══ Data in this exercise
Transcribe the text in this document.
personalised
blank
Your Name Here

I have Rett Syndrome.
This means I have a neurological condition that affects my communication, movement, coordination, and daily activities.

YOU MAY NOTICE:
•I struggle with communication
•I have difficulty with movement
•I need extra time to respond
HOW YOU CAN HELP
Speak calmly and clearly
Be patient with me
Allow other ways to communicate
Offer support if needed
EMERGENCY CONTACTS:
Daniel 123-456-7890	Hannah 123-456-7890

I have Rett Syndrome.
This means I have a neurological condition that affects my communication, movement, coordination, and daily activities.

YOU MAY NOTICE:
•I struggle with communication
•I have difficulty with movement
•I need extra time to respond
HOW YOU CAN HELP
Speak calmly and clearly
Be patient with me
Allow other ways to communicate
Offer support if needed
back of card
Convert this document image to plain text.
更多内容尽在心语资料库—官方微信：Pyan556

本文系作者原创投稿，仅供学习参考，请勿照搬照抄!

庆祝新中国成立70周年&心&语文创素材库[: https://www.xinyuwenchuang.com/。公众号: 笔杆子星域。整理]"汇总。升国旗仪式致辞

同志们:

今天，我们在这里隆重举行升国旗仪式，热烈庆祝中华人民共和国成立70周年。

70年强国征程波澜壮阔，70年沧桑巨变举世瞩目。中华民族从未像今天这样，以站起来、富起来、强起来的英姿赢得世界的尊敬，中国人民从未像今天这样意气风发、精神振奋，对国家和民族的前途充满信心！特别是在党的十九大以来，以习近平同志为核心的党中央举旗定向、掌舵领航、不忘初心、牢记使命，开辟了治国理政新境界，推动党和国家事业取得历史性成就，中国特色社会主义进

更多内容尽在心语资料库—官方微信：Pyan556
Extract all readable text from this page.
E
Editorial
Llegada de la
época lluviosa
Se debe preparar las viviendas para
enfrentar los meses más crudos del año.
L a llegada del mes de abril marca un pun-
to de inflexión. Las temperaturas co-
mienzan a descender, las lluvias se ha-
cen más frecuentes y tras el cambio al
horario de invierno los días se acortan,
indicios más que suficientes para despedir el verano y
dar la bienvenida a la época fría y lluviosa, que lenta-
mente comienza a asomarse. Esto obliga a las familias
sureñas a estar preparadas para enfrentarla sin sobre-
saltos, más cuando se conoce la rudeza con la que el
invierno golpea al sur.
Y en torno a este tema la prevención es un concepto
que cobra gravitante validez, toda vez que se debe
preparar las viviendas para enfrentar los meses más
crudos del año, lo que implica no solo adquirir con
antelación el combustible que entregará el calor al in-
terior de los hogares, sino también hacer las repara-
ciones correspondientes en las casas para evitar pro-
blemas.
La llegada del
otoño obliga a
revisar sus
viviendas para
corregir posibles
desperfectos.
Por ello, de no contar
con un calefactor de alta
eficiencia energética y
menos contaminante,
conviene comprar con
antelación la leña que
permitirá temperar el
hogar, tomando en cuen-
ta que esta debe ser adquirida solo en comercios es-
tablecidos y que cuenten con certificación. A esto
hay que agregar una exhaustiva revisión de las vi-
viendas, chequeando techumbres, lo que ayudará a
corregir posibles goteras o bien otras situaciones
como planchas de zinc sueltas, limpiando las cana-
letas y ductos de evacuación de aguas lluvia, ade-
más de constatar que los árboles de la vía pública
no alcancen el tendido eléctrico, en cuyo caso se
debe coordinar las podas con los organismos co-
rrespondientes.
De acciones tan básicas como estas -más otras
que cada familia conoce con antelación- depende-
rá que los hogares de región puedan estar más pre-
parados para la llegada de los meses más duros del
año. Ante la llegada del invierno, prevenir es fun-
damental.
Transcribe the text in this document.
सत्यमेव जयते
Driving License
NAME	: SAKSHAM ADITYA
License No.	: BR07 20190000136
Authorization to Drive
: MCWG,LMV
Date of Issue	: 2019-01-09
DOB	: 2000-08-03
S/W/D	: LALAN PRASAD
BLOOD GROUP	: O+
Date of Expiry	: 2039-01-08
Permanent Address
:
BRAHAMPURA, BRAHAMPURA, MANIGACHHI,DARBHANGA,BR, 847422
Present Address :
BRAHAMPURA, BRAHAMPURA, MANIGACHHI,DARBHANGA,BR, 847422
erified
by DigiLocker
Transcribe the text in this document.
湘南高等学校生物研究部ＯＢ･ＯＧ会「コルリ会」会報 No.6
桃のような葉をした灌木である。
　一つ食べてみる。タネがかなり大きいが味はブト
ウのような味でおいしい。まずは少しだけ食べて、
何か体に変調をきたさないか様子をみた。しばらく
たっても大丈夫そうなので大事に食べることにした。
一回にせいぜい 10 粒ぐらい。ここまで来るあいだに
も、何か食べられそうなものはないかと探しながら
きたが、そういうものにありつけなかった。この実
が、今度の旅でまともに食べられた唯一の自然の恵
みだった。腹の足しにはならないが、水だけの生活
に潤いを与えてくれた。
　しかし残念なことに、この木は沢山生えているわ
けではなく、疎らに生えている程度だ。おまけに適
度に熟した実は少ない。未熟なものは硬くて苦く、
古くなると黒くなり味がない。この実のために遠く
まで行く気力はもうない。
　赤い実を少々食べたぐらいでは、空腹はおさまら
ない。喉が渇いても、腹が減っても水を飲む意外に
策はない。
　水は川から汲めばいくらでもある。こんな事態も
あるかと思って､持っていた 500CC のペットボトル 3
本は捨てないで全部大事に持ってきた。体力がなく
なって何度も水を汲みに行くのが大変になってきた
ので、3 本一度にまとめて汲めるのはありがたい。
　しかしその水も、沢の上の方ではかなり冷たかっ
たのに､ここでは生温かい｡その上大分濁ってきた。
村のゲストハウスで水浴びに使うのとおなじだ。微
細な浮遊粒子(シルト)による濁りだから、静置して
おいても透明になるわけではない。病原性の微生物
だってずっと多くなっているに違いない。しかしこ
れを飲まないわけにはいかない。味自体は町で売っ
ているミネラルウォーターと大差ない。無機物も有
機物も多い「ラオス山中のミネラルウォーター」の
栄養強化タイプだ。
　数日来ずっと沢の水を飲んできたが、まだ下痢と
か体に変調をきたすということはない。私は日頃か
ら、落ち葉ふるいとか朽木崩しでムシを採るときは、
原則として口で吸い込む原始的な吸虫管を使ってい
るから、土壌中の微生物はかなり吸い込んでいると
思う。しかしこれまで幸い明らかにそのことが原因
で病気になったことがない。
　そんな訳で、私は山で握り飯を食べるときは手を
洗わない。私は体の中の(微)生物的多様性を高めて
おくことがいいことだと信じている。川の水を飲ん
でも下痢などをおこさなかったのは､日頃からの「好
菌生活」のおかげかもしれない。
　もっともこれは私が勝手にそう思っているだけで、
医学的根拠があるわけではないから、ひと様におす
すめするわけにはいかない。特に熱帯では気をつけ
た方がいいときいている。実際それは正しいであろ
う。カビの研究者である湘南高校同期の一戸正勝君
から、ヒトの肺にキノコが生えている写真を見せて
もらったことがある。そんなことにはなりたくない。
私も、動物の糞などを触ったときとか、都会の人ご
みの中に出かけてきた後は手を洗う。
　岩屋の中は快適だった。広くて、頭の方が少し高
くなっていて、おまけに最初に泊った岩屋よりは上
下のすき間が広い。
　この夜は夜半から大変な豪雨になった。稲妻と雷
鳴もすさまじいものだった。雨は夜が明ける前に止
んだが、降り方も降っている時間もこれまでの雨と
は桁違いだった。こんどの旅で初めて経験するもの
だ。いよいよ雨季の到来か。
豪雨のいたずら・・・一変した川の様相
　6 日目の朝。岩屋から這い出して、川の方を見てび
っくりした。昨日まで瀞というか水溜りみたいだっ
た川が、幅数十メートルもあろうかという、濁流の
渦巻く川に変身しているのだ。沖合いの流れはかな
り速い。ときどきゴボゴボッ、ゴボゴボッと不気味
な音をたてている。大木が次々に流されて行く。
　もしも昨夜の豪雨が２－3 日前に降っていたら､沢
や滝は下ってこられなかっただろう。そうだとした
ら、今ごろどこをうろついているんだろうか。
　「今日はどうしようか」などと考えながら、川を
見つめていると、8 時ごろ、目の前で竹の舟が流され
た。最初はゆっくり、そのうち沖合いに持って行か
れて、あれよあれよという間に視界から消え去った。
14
════
> What you have to do:
Copy every line that includes the string "obliga" from the material above.

> Complete answer:
mente comienza a asomarse. Esto obliga a las familias
otoño obliga a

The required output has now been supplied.